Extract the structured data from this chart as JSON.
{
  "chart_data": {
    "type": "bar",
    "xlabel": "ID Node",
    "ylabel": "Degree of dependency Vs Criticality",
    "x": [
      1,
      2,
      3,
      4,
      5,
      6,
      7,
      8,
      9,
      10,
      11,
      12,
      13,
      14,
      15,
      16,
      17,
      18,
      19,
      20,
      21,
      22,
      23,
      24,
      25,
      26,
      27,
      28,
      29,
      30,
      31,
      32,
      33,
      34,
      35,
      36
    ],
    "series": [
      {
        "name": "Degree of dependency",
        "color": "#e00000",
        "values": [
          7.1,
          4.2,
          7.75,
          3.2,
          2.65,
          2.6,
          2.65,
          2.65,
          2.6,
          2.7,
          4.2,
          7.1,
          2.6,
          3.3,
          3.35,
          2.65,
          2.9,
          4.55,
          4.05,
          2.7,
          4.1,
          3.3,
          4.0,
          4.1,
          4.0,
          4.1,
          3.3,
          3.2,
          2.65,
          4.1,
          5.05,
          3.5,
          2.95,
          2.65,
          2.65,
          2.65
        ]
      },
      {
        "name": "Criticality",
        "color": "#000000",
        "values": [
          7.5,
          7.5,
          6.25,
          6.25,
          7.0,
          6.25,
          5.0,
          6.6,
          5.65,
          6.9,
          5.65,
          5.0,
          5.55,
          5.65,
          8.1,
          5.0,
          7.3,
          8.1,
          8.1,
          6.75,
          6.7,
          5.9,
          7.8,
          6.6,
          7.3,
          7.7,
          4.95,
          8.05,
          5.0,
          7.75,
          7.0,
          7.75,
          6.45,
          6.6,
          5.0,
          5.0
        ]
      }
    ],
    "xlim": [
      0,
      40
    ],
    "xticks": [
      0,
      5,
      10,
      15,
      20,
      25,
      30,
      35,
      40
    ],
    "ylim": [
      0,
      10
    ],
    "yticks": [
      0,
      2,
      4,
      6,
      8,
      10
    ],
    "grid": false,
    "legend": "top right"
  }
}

::::::::

Repeat the listing in full, keeping every line exactly as it is.

#### Task output:
Extract the structured data from this chart as JSON.
{
  "chart_data": {
    "type": "bar",
    "xlabel": "ID Node",
    "ylabel": "Degree of dependency Vs Criticality",
    "x": [
      1,
      2,
      3,
      4,
      5,
      6,
      7,
      8,
      9,
      10,
      11,
      12,
      13,
      14,
      15,
      16,
      17,
      18,
      19,
      20,
      21,
      22,
      23,
      24,
      25,
      26,
      27,
      28,
      29,
      30,
      31,
      32,
      33,
      34,
      35,
      36
    ],
    "series": [
      {
        "name": "Degree of dependency",
        "color": "#e00000",
        "values": [
          7.1,
          4.2,
          7.75,
          3.2,
          2.65,
          2.6,
          2.65,
          2.65,
          2.6,
          2.7,
          4.2,
          7.1,
          2.6,
          3.3,
          3.35,
          2.65,
          2.9,
          4.55,
          4.05,
          2.7,
          4.1,
          3.3,
          4.0,
          4.1,
          4.0,
          4.1,
          3.3,
          3.2,
          2.65,
          4.1,
          5.05,
          3.5,
          2.95,
          2.65,
          2.65,
          2.65
        ]
      },
      {
        "name": "Criticality",
        "color": "#000000",
        "values": [
          7.5,
          7.5,
          6.25,
          6.25,
          7.0,
          6.25,
          5.0,
          6.6,
          5.65,
          6.9,
          5.65,
          5.0,
          5.55,
          5.65,
          8.1,
          5.0,
          7.3,
          8.1,
          8.1,
          6.75,
          6.7,
          5.9,
          7.8,
          6.6,
          7.3,
          7.7,
          4.95,
          8.05,
          5.0,
          7.75,
          7.0,
          7.75,
          6.45,
          6.6,
          5.0,
          5.0
        ]
      }
    ],
    "xlim": [
      0,
      40
    ],
    "xticks": [
      0,
      5,
      10,
      15,
      20,
      25,
      30,
      35,
      40
    ],
    "ylim": [
      0,
      10
    ],
    "yticks": [
      0,
      2,
      4,
      6,
      8,
      10
    ],
    "grid": false,
    "legend": "top right"
  }
}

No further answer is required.